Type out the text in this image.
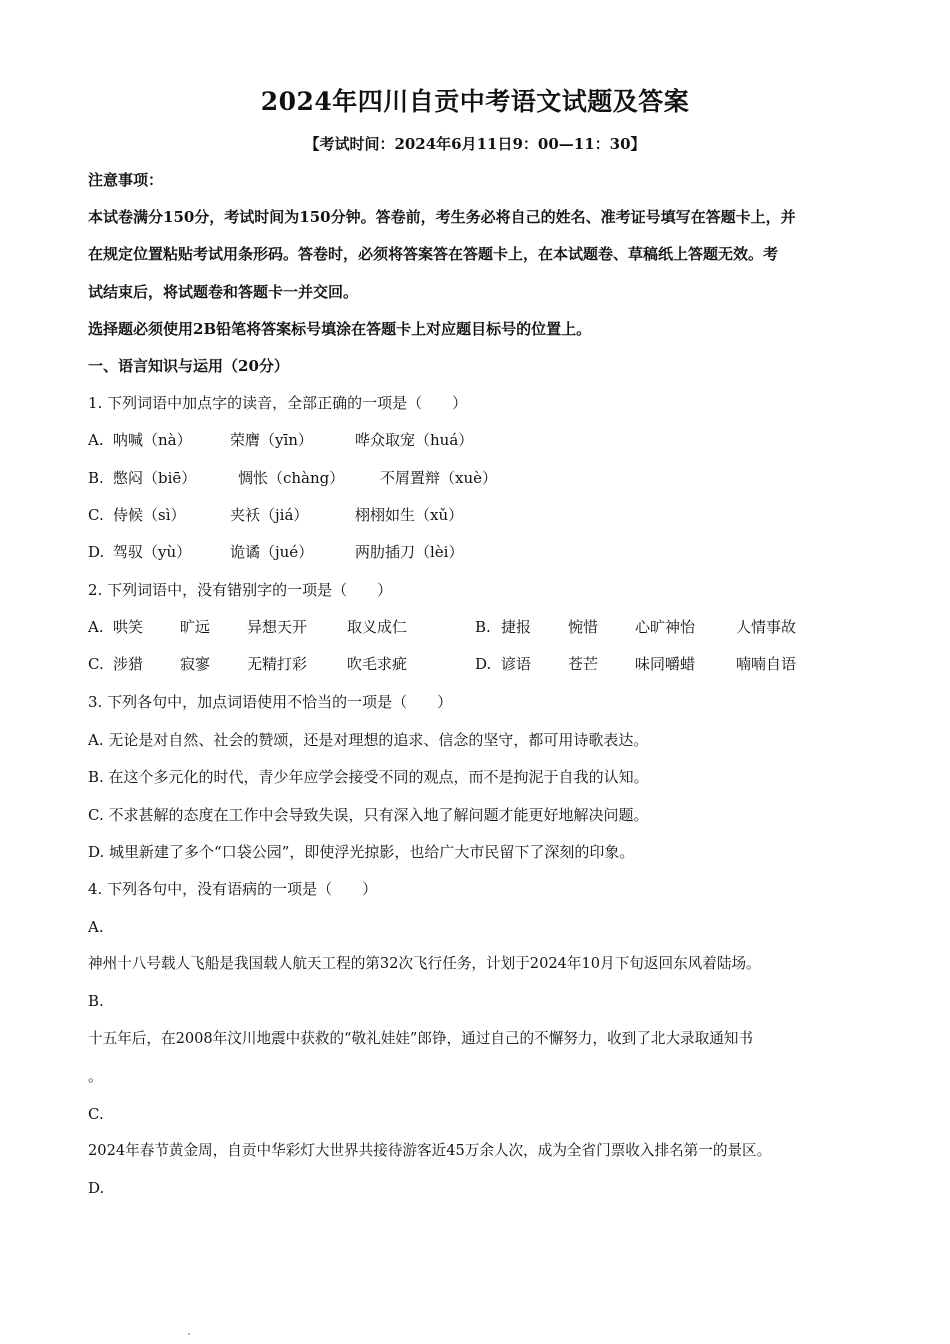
2024年四川自贡中考语文试题及答案
【考试时间：2024年6月11日9：00—11：30】
注意事项：
本试卷满分150分，考试时间为150分钟。答卷前，考生务必将自己的姓名、准考证号填写在答题卡上，并
在规定位置粘贴考试用条形码。答卷时，必须将答案答在答题卡上，在本试题卷、草稿纸上答题无效。考
试结束后，将试题卷和答题卡一并交回。
选择题必须使用2B铅笔将答案标号填涂在答题卡上对应题目标号的位置上。
一、语言知识与运用（20分）
1. 下列词语中加点字的读音，全部正确的一项是（　　）
A. 呐喊（nà）	荣膺（yīn）	哗众取宠（huá）
B. 憋闷（biē）	惆怅（chàng） 不屑置辩（xuè）
C. 侍候（sì）	夹袄（jiá）	栩栩如生（xǔ）
D. 驾驭（yù）	诡谲（jué）	两肋插刀（lèi）
2. 下列词语中，没有错别字的一项是（　　）
A. 哄笑 旷远 异想天开	取义成仁	B. 捷报 惋惜 心旷神怡	人情事故
C. 涉猎 寂寥 无精打彩	吹毛求疵	D. 谚语 苍芒 味同嚼蜡	喃喃自语
3. 下列各句中，加点词语使用不恰当的一项是（　　）
A. 无论是对自然、社会的赞颂，还是对理想的追求、信念的坚守，都可用诗歌表达。
B. 在这个多元化的时代，青少年应学会接受不同的观点，而不是拘泥于自我的认知。
C. 不求甚解的态度在工作中会导致失误，只有深入地了解问题才能更好地解决问题。
D. 城里新建了多个“口袋公园”，即使浮光掠影，也给广大市民留下了深刻的印象。
4. 下列各句中，没有语病的一项是（　　）
A.
神州十八号载人飞船是我国载人航天工程的第32次飞行任务，计划于2024年10月下旬返回东风着陆场。
B.
十五年后，在2008年汶川地震中获救的“敬礼娃娃”郎铮，通过自己的不懈努力，收到了北大录取通知书
。
C.
2024年春节黄金周，自贡中华彩灯大世界共接待游客近45万余人次，成为全省门票收入排名第一的景区。
D.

### What is expected
Without the pictures, restate all the entries above exactly.

### Result of the task
Type out the text in this image.
2024年四川自贡中考语文试题及答案
【考试时间：2024年6月11日9：00—11：30】
注意事项：
本试卷满分150分，考试时间为150分钟。答卷前，考生务必将自己的姓名、准考证号填写在答题卡上，并
在规定位置粘贴考试用条形码。答卷时，必须将答案答在答题卡上，在本试题卷、草稿纸上答题无效。考
试结束后，将试题卷和答题卡一并交回。
选择题必须使用2B铅笔将答案标号填涂在答题卡上对应题目标号的位置上。
一、语言知识与运用（20分）
1. 下列词语中加点字的读音，全部正确的一项是（　　）
A. 呐喊（nà）	荣膺（yīn）	哗众取宠（huá）
B. 憋闷（biē）	惆怅（chàng） 不屑置辩（xuè）
C. 侍候（sì）	夹袄（jiá）	栩栩如生（xǔ）
D. 驾驭（yù）	诡谲（jué）	两肋插刀（lèi）
2. 下列词语中，没有错别字的一项是（　　）
A. 哄笑 旷远 异想天开	取义成仁	B. 捷报 惋惜 心旷神怡	人情事故
C. 涉猎 寂寥 无精打彩	吹毛求疵	D. 谚语 苍芒 味同嚼蜡	喃喃自语
3. 下列各句中，加点词语使用不恰当的一项是（　　）
A. 无论是对自然、社会的赞颂，还是对理想的追求、信念的坚守，都可用诗歌表达。
B. 在这个多元化的时代，青少年应学会接受不同的观点，而不是拘泥于自我的认知。
C. 不求甚解的态度在工作中会导致失误，只有深入地了解问题才能更好地解决问题。
D. 城里新建了多个“口袋公园”，即使浮光掠影，也给广大市民留下了深刻的印象。
4. 下列各句中，没有语病的一项是（　　）
A.
神州十八号载人飞船是我国载人航天工程的第32次飞行任务，计划于2024年10月下旬返回东风着陆场。
B.
十五年后，在2008年汶川地震中获救的“敬礼娃娃”郎铮，通过自己的不懈努力，收到了北大录取通知书
。
C.
2024年春节黄金周，自贡中华彩灯大世界共接待游客近45万余人次，成为全省门票收入排名第一的景区。
D.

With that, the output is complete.